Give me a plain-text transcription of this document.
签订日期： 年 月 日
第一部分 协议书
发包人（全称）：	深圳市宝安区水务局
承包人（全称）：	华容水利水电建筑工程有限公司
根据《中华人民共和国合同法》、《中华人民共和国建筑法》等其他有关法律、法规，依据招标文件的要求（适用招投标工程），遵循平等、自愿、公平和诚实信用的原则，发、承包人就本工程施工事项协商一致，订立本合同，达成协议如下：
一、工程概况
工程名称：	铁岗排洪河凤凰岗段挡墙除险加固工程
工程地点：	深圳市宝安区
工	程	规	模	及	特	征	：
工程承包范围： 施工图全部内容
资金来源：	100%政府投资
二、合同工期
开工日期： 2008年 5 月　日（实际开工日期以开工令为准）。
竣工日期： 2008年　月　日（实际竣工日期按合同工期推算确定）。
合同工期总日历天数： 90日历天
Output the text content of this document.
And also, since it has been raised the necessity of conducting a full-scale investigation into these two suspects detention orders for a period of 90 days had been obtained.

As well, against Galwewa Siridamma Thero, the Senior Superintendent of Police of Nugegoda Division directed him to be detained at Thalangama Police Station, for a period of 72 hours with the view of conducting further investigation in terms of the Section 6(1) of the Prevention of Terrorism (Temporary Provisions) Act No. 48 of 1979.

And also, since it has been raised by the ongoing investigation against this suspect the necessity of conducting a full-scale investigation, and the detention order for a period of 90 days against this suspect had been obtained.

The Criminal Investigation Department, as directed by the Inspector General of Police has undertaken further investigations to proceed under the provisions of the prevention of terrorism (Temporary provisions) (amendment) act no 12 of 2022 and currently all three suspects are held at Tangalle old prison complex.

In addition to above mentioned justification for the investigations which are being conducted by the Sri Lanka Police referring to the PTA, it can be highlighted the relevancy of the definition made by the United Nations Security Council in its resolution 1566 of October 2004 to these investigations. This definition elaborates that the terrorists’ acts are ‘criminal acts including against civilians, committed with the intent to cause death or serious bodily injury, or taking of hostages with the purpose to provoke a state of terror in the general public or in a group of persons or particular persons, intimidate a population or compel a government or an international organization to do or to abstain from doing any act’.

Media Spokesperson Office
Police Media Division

→ **Goal**
Write out the full set of records exactly as given.

→ **Response to the exercise**
Give me a plain-text transcription of this document.
签订日期： 年 月 日
第一部分 协议书
发包人（全称）：	深圳市宝安区水务局
承包人（全称）：	华容水利水电建筑工程有限公司
根据《中华人民共和国合同法》、《中华人民共和国建筑法》等其他有关法律、法规，依据招标文件的要求（适用招投标工程），遵循平等、自愿、公平和诚实信用的原则，发、承包人就本工程施工事项协商一致，订立本合同，达成协议如下：
一、工程概况
工程名称：	铁岗排洪河凤凰岗段挡墙除险加固工程
工程地点：	深圳市宝安区
工	程	规	模	及	特	征	：
工程承包范围： 施工图全部内容
资金来源：	100%政府投资
二、合同工期
开工日期： 2008年 5 月　日（实际开工日期以开工令为准）。
竣工日期： 2008年　月　日（实际竣工日期按合同工期推算确定）。
合同工期总日历天数： 90日历天
Output the text content of this document.
And also, since it has been raised the necessity of conducting a full-scale investigation into these two suspects detention orders for a period of 90 days had been obtained.

As well, against Galwewa Siridamma Thero, the Senior Superintendent of Police of Nugegoda Division directed him to be detained at Thalangama Police Station, for a period of 72 hours with the view of conducting further investigation in terms of the Section 6(1) of the Prevention of Terrorism (Temporary Provisions) Act No. 48 of 1979.

And also, since it has been raised by the ongoing investigation against this suspect the necessity of conducting a full-scale investigation, and the detention order for a period of 90 days against this suspect had been obtained.

The Criminal Investigation Department, as directed by the Inspector General of Police has undertaken further investigations to proceed under the provisions of the prevention of terrorism (Temporary provisions) (amendment) act no 12 of 2022 and currently all three suspects are held at Tangalle old prison complex.

In addition to above mentioned justification for the investigations which are being conducted by the Sri Lanka Police referring to the PTA, it can be highlighted the relevancy of the definition made by the United Nations Security Council in its resolution 1566 of October 2004 to these investigations. This definition elaborates that the terrorists’ acts are ‘criminal acts including against civilians, committed with the intent to cause death or serious bodily injury, or taking of hostages with the purpose to provoke a state of terror in the general public or in a group of persons or particular persons, intimidate a population or compel a government or an international organization to do or to abstain from doing any act’.

Media Spokesperson Office
Police Media Division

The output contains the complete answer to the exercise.